Stored data
[START]

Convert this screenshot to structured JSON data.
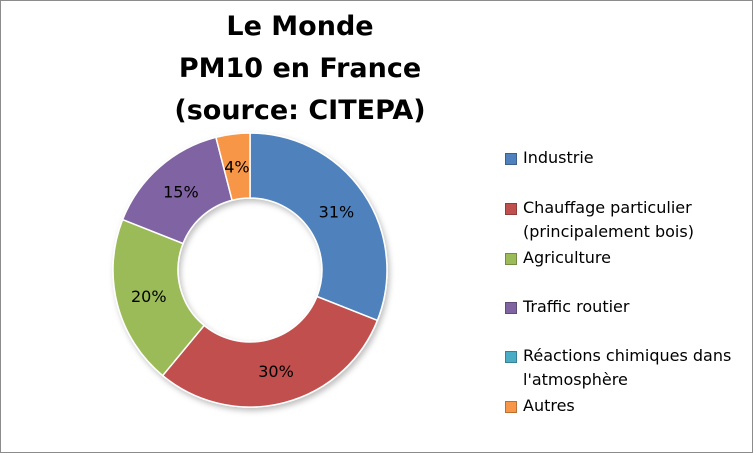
{
  "chart_data": {
    "type": "donut",
    "title_lines": [
      "Le Monde",
      "PM10 en France",
      "(source: CITEPA)"
    ],
    "categories": [
      "Industrie",
      "Chauffage particulier (principalement bois)",
      "Agriculture",
      "Traffic routier",
      "Réactions chimiques dans l'atmosphère",
      "Autres"
    ],
    "values": [
      31,
      30,
      20,
      15,
      0,
      4
    ],
    "data_labels": [
      "31%",
      "30%",
      "20%",
      "15%",
      "",
      "4%"
    ],
    "colors": [
      "#4f81bd",
      "#c0504d",
      "#9bbb59",
      "#8064a2",
      "#4bacc6",
      "#f79646"
    ],
    "legend_position": "right"
  }
}
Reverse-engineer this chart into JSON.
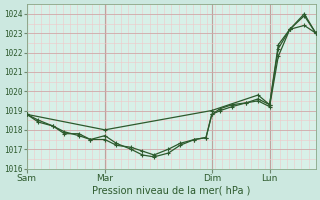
{
  "background_color": "#cce8e0",
  "plot_bg_color": "#d8f0e8",
  "minor_grid_color": "#f0c8c8",
  "major_grid_color": "#d0a8a8",
  "line_color": "#2d5a2d",
  "spine_color": "#88a888",
  "ylim": [
    1016,
    1024.5
  ],
  "yticks": [
    1016,
    1017,
    1018,
    1019,
    1020,
    1021,
    1022,
    1023,
    1024
  ],
  "xlabel": "Pression niveau de la mer( hPa )",
  "xtick_labels": [
    "Sam",
    "Mar",
    "Dim",
    "Lun"
  ],
  "xtick_positions": [
    0.0,
    0.27,
    0.64,
    0.84
  ],
  "vline_positions": [
    0.0,
    0.27,
    0.64,
    0.84
  ],
  "series1_x": [
    0.0,
    0.04,
    0.09,
    0.13,
    0.18,
    0.22,
    0.27,
    0.31,
    0.36,
    0.4,
    0.44,
    0.49,
    0.53,
    0.58,
    0.62,
    0.64,
    0.67,
    0.71,
    0.76,
    0.8,
    0.84,
    0.87,
    0.91,
    0.96,
    1.0
  ],
  "series1_y": [
    1018.8,
    1018.5,
    1018.2,
    1017.9,
    1017.7,
    1017.5,
    1017.7,
    1017.3,
    1017.0,
    1016.7,
    1016.6,
    1016.8,
    1017.2,
    1017.5,
    1017.6,
    1018.8,
    1019.0,
    1019.2,
    1019.4,
    1019.5,
    1019.2,
    1021.8,
    1023.2,
    1023.4,
    1023.0
  ],
  "series2_x": [
    0.0,
    0.04,
    0.09,
    0.13,
    0.18,
    0.22,
    0.27,
    0.31,
    0.36,
    0.4,
    0.44,
    0.49,
    0.53,
    0.58,
    0.62,
    0.64,
    0.67,
    0.71,
    0.76,
    0.8,
    0.84,
    0.87,
    0.91,
    0.96,
    1.0
  ],
  "series2_y": [
    1018.8,
    1018.4,
    1018.2,
    1017.8,
    1017.8,
    1017.5,
    1017.5,
    1017.2,
    1017.1,
    1016.9,
    1016.7,
    1017.0,
    1017.3,
    1017.5,
    1017.6,
    1018.8,
    1019.1,
    1019.3,
    1019.4,
    1019.6,
    1019.3,
    1022.4,
    1023.2,
    1023.9,
    1023.0
  ],
  "series3_x": [
    0.0,
    0.27,
    0.64,
    0.8,
    0.84,
    0.87,
    0.91,
    0.96,
    1.0
  ],
  "series3_y": [
    1018.8,
    1018.0,
    1019.0,
    1019.8,
    1019.3,
    1022.2,
    1023.2,
    1024.0,
    1023.0
  ]
}
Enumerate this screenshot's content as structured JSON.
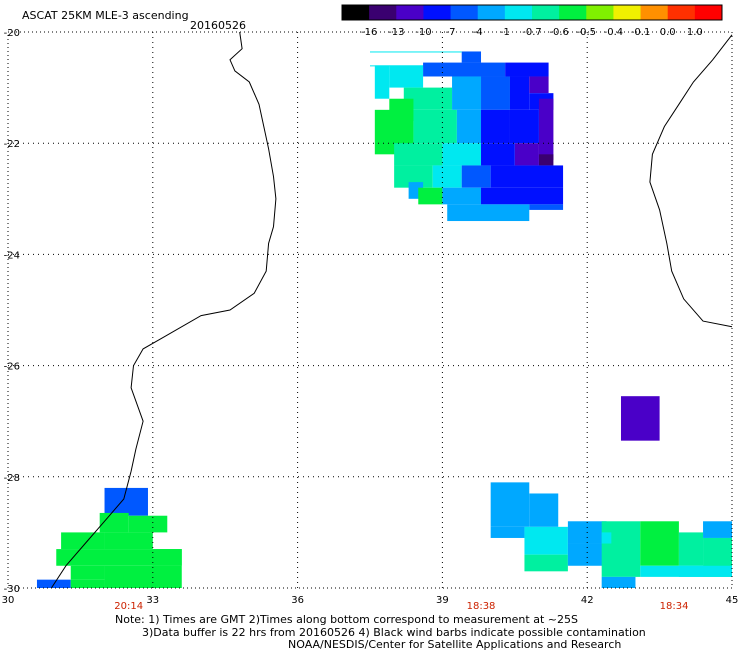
{
  "header": {
    "title": "ASCAT 25KM MLE-3 ascending",
    "date": "20160526"
  },
  "colorbar": {
    "labels": [
      "-16",
      "-13",
      "-10",
      "-7",
      "-4",
      "-1",
      "-0.7",
      "-0.6",
      "-0.5",
      "-0.4",
      "-0.1",
      "0.0",
      "1.0"
    ],
    "colors": [
      "#000000",
      "#3a0070",
      "#4a00c8",
      "#0010ff",
      "#0058ff",
      "#00a8ff",
      "#00e8f0",
      "#00f0a0",
      "#00f040",
      "#80f000",
      "#f0f000",
      "#ff9000",
      "#ff3000",
      "#ff0000"
    ]
  },
  "map": {
    "lon_min": 30,
    "lon_max": 45,
    "lat_min": -30,
    "lat_max": -20,
    "x_ticks": [
      "30",
      "33",
      "36",
      "39",
      "42",
      "45"
    ],
    "y_ticks": [
      "-20",
      "-22",
      "-24",
      "-26",
      "-28",
      "-30"
    ],
    "pass_times": [
      {
        "lon": 32.5,
        "time": "20:14"
      },
      {
        "lon": 39.8,
        "time": "18:38"
      },
      {
        "lon": 43.8,
        "time": "18:34"
      }
    ]
  },
  "footer": {
    "line1": "Note: 1) Times are GMT 2)Times along bottom correspond to measurement at ~25S",
    "line2": "3)Data buffer is 22 hrs from 20160526 4) Black wind barbs indicate possible contamination",
    "line3": "NOAA/NESDIS/Center for Satellite Applications and Research"
  }
}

[END]

### Work to do
Without the pictures, return all the records precisely as they stand.

### Exercise response
Convert this screenshot to structured JSON data.
{
  "chart_data": {
    "type": "donut",
    "title_lines": [
      "Le Monde",
      "PM10 en France",
      "(source: CITEPA)"
    ],
    "categories": [
      "Industrie",
      "Chauffage particulier (principalement bois)",
      "Agriculture",
      "Traffic routier",
      "Réactions chimiques dans l'atmosphère",
      "Autres"
    ],
    "values": [
      31,
      30,
      20,
      15,
      0,
      4
    ],
    "data_labels": [
      "31%",
      "30%",
      "20%",
      "15%",
      "",
      "4%"
    ],
    "colors": [
      "#4f81bd",
      "#c0504d",
      "#9bbb59",
      "#8064a2",
      "#4bacc6",
      "#f79646"
    ],
    "legend_position": "right"
  }
}
Reverse-engineer this chart into JSON.
{
  "background_color": "#cce8e0",
  "plot_bg_color": "#d8f0e8",
  "minor_grid_color": "#f0c8c8",
  "major_grid_color": "#d0a8a8",
  "line_color": "#2d5a2d",
  "spine_color": "#88a888",
  "ylim": [
    1016,
    1024.5
  ],
  "yticks": [
    1016,
    1017,
    1018,
    1019,
    1020,
    1021,
    1022,
    1023,
    1024
  ],
  "xlabel": "Pression niveau de la mer( hPa )",
  "xtick_labels": [
    "Sam",
    "Mar",
    "Dim",
    "Lun"
  ],
  "xtick_positions": [
    0.0,
    0.27,
    0.64,
    0.84
  ],
  "vline_positions": [
    0.0,
    0.27,
    0.64,
    0.84
  ],
  "series1_x": [
    0.0,
    0.04,
    0.09,
    0.13,
    0.18,
    0.22,
    0.27,
    0.31,
    0.36,
    0.4,
    0.44,
    0.49,
    0.53,
    0.58,
    0.62,
    0.64,
    0.67,
    0.71,
    0.76,
    0.8,
    0.84,
    0.87,
    0.91,
    0.96,
    1.0
  ],
  "series1_y": [
    1018.8,
    1018.5,
    1018.2,
    1017.9,
    1017.7,
    1017.5,
    1017.7,
    1017.3,
    1017.0,
    1016.7,
    1016.6,
    1016.8,
    1017.2,
    1017.5,
    1017.6,
    1018.8,
    1019.0,
    1019.2,
    1019.4,
    1019.5,
    1019.2,
    1021.8,
    1023.2,
    1023.4,
    1023.0
  ],
  "series2_x": [
    0.0,
    0.04,
    0.09,
    0.13,
    0.18,
    0.22,
    0.27,
    0.31,
    0.36,
    0.4,
    0.44,
    0.49,
    0.53,
    0.58,
    0.62,
    0.64,
    0.67,
    0.71,
    0.76,
    0.8,
    0.84,
    0.87,
    0.91,
    0.96,
    1.0
  ],
  "series2_y": [
    1018.8,
    1018.4,
    1018.2,
    1017.8,
    1017.8,
    1017.5,
    1017.5,
    1017.2,
    1017.1,
    1016.9,
    1016.7,
    1017.0,
    1017.3,
    1017.5,
    1017.6,
    1018.8,
    1019.1,
    1019.3,
    1019.4,
    1019.6,
    1019.3,
    1022.4,
    1023.2,
    1023.9,
    1023.0
  ],
  "series3_x": [
    0.0,
    0.27,
    0.64,
    0.8,
    0.84,
    0.87,
    0.91,
    0.96,
    1.0
  ],
  "series3_y": [
    1018.8,
    1018.0,
    1019.0,
    1019.8,
    1019.3,
    1022.2,
    1023.2,
    1024.0,
    1023.0
  ]
}
Enumerate this screenshot's content as structured JSON.
{
  "header": {
    "title": "ASCAT 25KM MLE-3 ascending",
    "date": "20160526"
  },
  "colorbar": {
    "labels": [
      "-16",
      "-13",
      "-10",
      "-7",
      "-4",
      "-1",
      "-0.7",
      "-0.6",
      "-0.5",
      "-0.4",
      "-0.1",
      "0.0",
      "1.0"
    ],
    "colors": [
      "#000000",
      "#3a0070",
      "#4a00c8",
      "#0010ff",
      "#0058ff",
      "#00a8ff",
      "#00e8f0",
      "#00f0a0",
      "#00f040",
      "#80f000",
      "#f0f000",
      "#ff9000",
      "#ff3000",
      "#ff0000"
    ]
  },
  "map": {
    "lon_min": 30,
    "lon_max": 45,
    "lat_min": -30,
    "lat_max": -20,
    "x_ticks": [
      "30",
      "33",
      "36",
      "39",
      "42",
      "45"
    ],
    "y_ticks": [
      "-20",
      "-22",
      "-24",
      "-26",
      "-28",
      "-30"
    ],
    "pass_times": [
      {
        "lon": 32.5,
        "time": "20:14"
      },
      {
        "lon": 39.8,
        "time": "18:38"
      },
      {
        "lon": 43.8,
        "time": "18:34"
      }
    ]
  },
  "footer": {
    "line1": "Note: 1) Times are GMT 2)Times along bottom correspond to measurement at ~25S",
    "line2": "3)Data buffer is 22 hrs from 20160526 4) Black wind barbs indicate possible contamination",
    "line3": "NOAA/NESDIS/Center for Satellite Applications and Research"
  }
}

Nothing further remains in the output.